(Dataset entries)
------------------------------

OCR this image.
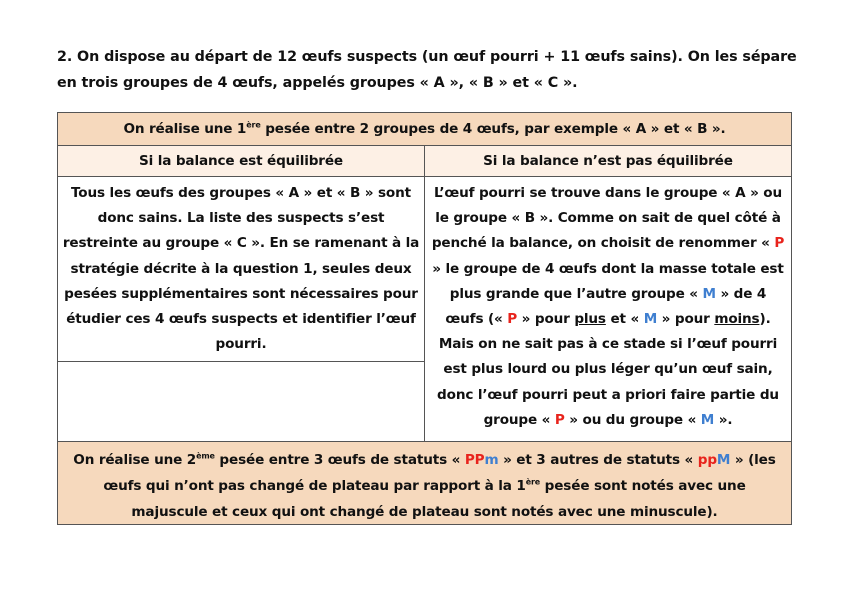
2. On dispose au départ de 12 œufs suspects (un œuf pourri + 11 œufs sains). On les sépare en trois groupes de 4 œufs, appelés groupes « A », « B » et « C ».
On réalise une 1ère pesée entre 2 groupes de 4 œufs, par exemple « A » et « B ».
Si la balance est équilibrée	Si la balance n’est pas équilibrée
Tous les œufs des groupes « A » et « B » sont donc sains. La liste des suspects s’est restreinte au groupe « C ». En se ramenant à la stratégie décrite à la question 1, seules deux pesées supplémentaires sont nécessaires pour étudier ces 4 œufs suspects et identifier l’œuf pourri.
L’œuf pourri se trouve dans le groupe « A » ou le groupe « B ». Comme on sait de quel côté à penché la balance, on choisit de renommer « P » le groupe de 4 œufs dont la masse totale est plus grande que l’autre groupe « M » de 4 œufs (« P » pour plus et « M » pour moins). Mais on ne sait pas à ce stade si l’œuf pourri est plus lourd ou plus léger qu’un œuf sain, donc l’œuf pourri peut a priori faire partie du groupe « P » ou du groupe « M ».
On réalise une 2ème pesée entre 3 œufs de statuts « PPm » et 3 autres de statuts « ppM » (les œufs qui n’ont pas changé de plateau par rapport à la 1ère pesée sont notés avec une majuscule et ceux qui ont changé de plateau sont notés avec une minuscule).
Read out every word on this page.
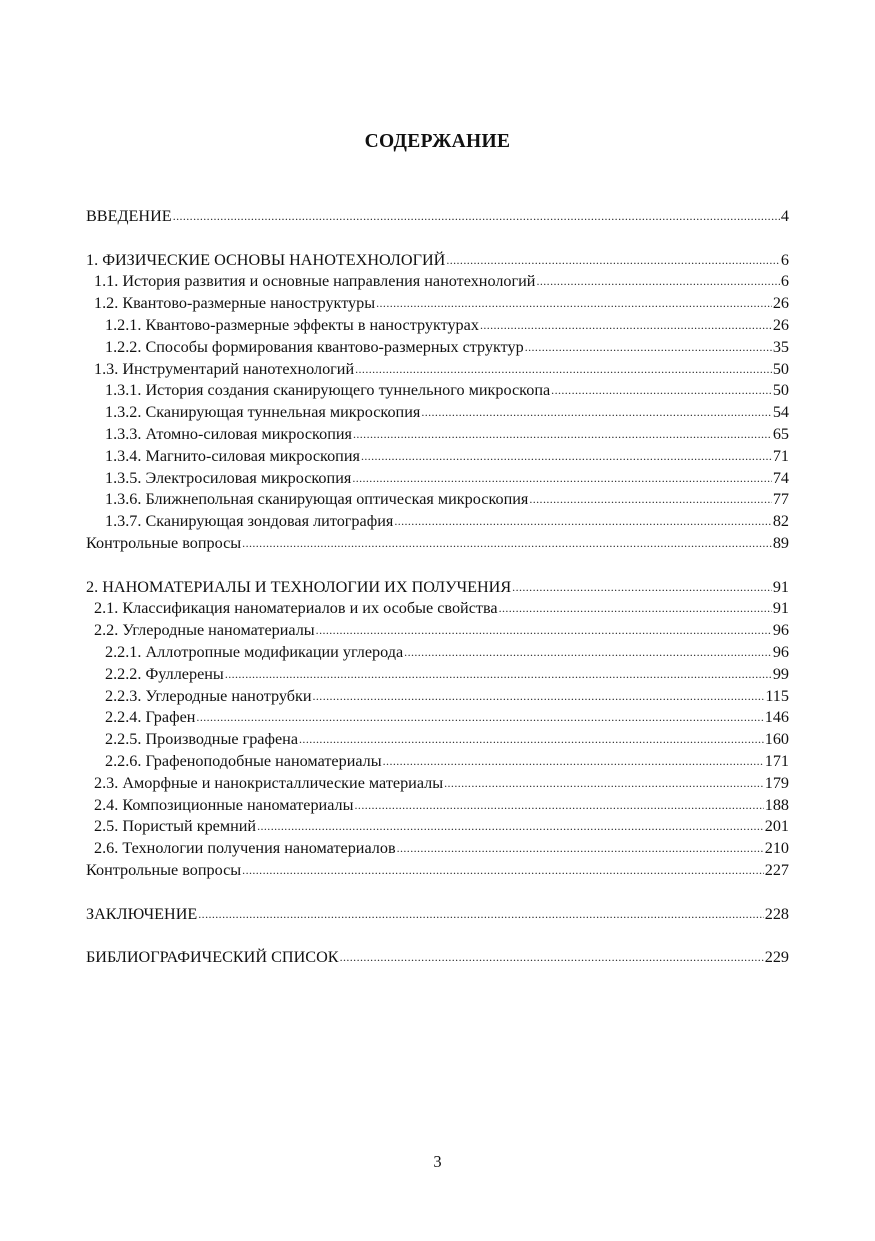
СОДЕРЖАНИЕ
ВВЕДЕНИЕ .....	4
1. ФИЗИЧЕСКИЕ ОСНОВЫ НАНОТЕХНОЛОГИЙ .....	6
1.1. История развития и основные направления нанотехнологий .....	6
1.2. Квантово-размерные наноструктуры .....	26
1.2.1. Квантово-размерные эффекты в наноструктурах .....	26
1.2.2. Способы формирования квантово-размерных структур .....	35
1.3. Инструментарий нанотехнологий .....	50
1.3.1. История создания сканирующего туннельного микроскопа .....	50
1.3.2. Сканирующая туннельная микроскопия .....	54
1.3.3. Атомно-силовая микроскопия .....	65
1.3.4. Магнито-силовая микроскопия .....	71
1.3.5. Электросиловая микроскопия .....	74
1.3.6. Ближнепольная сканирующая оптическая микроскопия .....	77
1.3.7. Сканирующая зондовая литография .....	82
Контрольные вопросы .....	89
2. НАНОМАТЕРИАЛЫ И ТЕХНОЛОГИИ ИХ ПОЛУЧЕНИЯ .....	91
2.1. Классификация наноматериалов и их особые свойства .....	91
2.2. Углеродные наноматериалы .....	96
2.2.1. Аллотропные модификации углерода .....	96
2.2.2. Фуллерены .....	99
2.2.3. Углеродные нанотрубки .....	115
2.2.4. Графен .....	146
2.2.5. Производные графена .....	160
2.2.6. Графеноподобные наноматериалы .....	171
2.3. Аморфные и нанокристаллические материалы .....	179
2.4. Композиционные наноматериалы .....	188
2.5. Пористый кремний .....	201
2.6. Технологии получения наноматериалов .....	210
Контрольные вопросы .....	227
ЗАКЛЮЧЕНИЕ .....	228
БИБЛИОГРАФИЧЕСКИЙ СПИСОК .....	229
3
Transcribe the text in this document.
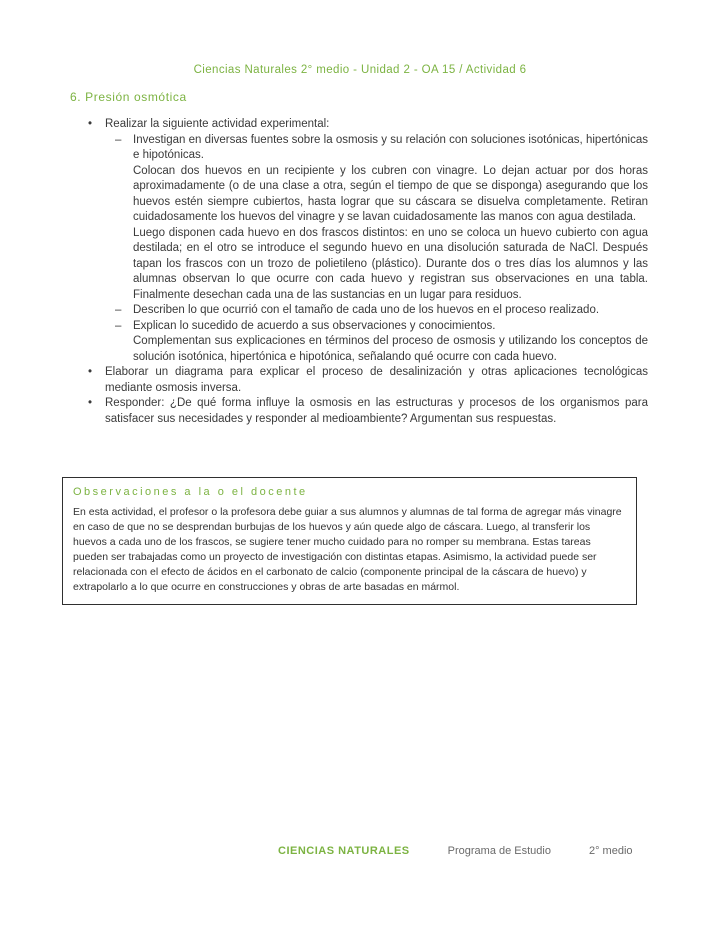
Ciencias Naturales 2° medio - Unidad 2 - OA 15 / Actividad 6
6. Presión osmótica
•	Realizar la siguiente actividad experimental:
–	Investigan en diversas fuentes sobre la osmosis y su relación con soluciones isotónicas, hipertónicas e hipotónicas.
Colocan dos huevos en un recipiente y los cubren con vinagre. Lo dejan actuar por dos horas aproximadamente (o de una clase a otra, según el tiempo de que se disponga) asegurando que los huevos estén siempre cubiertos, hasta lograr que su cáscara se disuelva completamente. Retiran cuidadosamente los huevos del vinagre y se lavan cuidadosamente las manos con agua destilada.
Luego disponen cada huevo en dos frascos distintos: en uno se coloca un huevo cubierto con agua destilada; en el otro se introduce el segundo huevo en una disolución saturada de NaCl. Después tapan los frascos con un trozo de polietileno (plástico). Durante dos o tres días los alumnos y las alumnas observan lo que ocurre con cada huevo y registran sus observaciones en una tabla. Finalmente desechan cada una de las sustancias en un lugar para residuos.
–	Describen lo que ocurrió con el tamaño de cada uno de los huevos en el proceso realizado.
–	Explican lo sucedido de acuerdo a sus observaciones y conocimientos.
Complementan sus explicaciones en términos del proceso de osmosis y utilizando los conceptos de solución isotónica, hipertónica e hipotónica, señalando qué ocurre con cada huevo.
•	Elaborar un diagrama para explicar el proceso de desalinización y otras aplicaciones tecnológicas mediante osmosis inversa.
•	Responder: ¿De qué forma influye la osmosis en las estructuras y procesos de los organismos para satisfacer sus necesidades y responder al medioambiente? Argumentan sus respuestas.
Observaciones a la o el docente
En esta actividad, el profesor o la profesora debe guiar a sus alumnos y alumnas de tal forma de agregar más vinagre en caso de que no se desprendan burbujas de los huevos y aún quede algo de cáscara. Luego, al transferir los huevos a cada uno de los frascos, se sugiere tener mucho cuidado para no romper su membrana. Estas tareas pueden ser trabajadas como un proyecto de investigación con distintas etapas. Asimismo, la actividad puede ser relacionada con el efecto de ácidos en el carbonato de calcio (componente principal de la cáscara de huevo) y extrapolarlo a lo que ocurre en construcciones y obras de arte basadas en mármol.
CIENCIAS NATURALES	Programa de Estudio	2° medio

------------------------------

Pick out each line in the material containing "sains".

2. On dispose au départ de 12 œufs suspects (un œuf pourri + 11 œufs sains). On les sépare en trois groupes de 4 œufs, appelés groupes « A », « B » et « C ».
Tous les œufs des groupes « A » et « B » sont donc sains. La liste des suspects s’est restreinte au groupe « C ». En se ramenant à la stratégie décrite à la question 1, seules deux pesées supplémentaires sont nécessaires pour étudier ces 4 œufs suspects et identifier l’œuf pourri.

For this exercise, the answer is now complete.